Exercise material:
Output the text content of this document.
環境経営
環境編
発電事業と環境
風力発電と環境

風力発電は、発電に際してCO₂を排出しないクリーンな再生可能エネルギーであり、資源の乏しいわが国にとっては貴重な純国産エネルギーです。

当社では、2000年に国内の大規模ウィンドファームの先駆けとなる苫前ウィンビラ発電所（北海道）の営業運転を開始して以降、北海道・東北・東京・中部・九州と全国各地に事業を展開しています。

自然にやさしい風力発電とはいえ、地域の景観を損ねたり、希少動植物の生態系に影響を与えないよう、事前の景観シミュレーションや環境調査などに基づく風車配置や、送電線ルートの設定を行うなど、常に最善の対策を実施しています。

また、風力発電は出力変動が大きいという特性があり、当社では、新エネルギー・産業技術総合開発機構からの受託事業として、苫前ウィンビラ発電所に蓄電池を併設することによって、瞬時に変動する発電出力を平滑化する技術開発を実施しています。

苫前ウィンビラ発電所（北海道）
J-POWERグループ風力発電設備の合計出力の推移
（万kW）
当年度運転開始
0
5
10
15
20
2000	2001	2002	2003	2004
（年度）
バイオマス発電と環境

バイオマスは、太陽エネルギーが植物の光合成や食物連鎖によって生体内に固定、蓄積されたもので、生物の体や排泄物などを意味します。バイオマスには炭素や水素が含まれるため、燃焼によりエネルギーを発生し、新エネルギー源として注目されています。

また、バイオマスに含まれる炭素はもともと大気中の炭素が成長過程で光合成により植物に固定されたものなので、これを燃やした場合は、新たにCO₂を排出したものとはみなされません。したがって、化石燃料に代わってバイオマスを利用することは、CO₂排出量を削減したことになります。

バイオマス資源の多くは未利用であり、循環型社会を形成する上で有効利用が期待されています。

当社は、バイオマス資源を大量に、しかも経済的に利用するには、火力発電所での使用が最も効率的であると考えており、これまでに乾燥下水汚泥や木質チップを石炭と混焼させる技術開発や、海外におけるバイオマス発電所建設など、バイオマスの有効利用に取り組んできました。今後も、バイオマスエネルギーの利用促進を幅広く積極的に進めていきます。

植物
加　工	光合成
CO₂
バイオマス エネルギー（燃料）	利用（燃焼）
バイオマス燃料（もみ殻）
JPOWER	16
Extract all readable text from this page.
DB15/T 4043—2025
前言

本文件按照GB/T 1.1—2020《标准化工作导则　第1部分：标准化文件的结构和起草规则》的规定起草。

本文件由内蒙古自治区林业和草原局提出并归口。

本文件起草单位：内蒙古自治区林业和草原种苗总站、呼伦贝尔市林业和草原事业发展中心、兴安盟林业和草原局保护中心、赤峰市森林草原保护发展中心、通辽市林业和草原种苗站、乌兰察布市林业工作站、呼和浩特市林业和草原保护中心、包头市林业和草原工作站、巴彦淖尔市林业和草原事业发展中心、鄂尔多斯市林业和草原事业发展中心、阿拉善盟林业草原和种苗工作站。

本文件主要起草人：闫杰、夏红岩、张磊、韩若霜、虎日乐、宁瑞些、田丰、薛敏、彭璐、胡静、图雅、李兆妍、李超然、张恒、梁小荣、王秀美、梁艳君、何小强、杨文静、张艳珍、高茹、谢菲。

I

Given exercise:
Please quote every record above exactly as it appears.

Right answer:
Output the text content of this document.
環境経営
環境編
発電事業と環境
風力発電と環境

風力発電は、発電に際してCO₂を排出しないクリーンな再生可能エネルギーであり、資源の乏しいわが国にとっては貴重な純国産エネルギーです。

当社では、2000年に国内の大規模ウィンドファームの先駆けとなる苫前ウィンビラ発電所（北海道）の営業運転を開始して以降、北海道・東北・東京・中部・九州と全国各地に事業を展開しています。

自然にやさしい風力発電とはいえ、地域の景観を損ねたり、希少動植物の生態系に影響を与えないよう、事前の景観シミュレーションや環境調査などに基づく風車配置や、送電線ルートの設定を行うなど、常に最善の対策を実施しています。

また、風力発電は出力変動が大きいという特性があり、当社では、新エネルギー・産業技術総合開発機構からの受託事業として、苫前ウィンビラ発電所に蓄電池を併設することによって、瞬時に変動する発電出力を平滑化する技術開発を実施しています。

苫前ウィンビラ発電所（北海道）
J-POWERグループ風力発電設備の合計出力の推移
（万kW）
当年度運転開始
0
5
10
15
20
2000	2001	2002	2003	2004
（年度）
バイオマス発電と環境

バイオマスは、太陽エネルギーが植物の光合成や食物連鎖によって生体内に固定、蓄積されたもので、生物の体や排泄物などを意味します。バイオマスには炭素や水素が含まれるため、燃焼によりエネルギーを発生し、新エネルギー源として注目されています。

また、バイオマスに含まれる炭素はもともと大気中の炭素が成長過程で光合成により植物に固定されたものなので、これを燃やした場合は、新たにCO₂を排出したものとはみなされません。したがって、化石燃料に代わってバイオマスを利用することは、CO₂排出量を削減したことになります。

バイオマス資源の多くは未利用であり、循環型社会を形成する上で有効利用が期待されています。

当社は、バイオマス資源を大量に、しかも経済的に利用するには、火力発電所での使用が最も効率的であると考えており、これまでに乾燥下水汚泥や木質チップを石炭と混焼させる技術開発や、海外におけるバイオマス発電所建設など、バイオマスの有効利用に取り組んできました。今後も、バイオマスエネルギーの利用促進を幅広く積極的に進めていきます。

植物
加　工	光合成
CO₂
バイオマス エネルギー（燃料）	利用（燃焼）
バイオマス燃料（もみ殻）
JPOWER	16
Extract all readable text from this page.
DB15/T 4043—2025
前言

本文件按照GB/T 1.1—2020《标准化工作导则　第1部分：标准化文件的结构和起草规则》的规定起草。

本文件由内蒙古自治区林业和草原局提出并归口。

本文件起草单位：内蒙古自治区林业和草原种苗总站、呼伦贝尔市林业和草原事业发展中心、兴安盟林业和草原局保护中心、赤峰市森林草原保护发展中心、通辽市林业和草原种苗站、乌兰察布市林业工作站、呼和浩特市林业和草原保护中心、包头市林业和草原工作站、巴彦淖尔市林业和草原事业发展中心、鄂尔多斯市林业和草原事业发展中心、阿拉善盟林业草原和种苗工作站。

本文件主要起草人：闫杰、夏红岩、张磊、韩若霜、虎日乐、宁瑞些、田丰、薛敏、彭璐、胡静、图雅、李兆妍、李超然、张恒、梁小荣、王秀美、梁艳君、何小强、杨文静、张艳珍、高茹、谢菲。

I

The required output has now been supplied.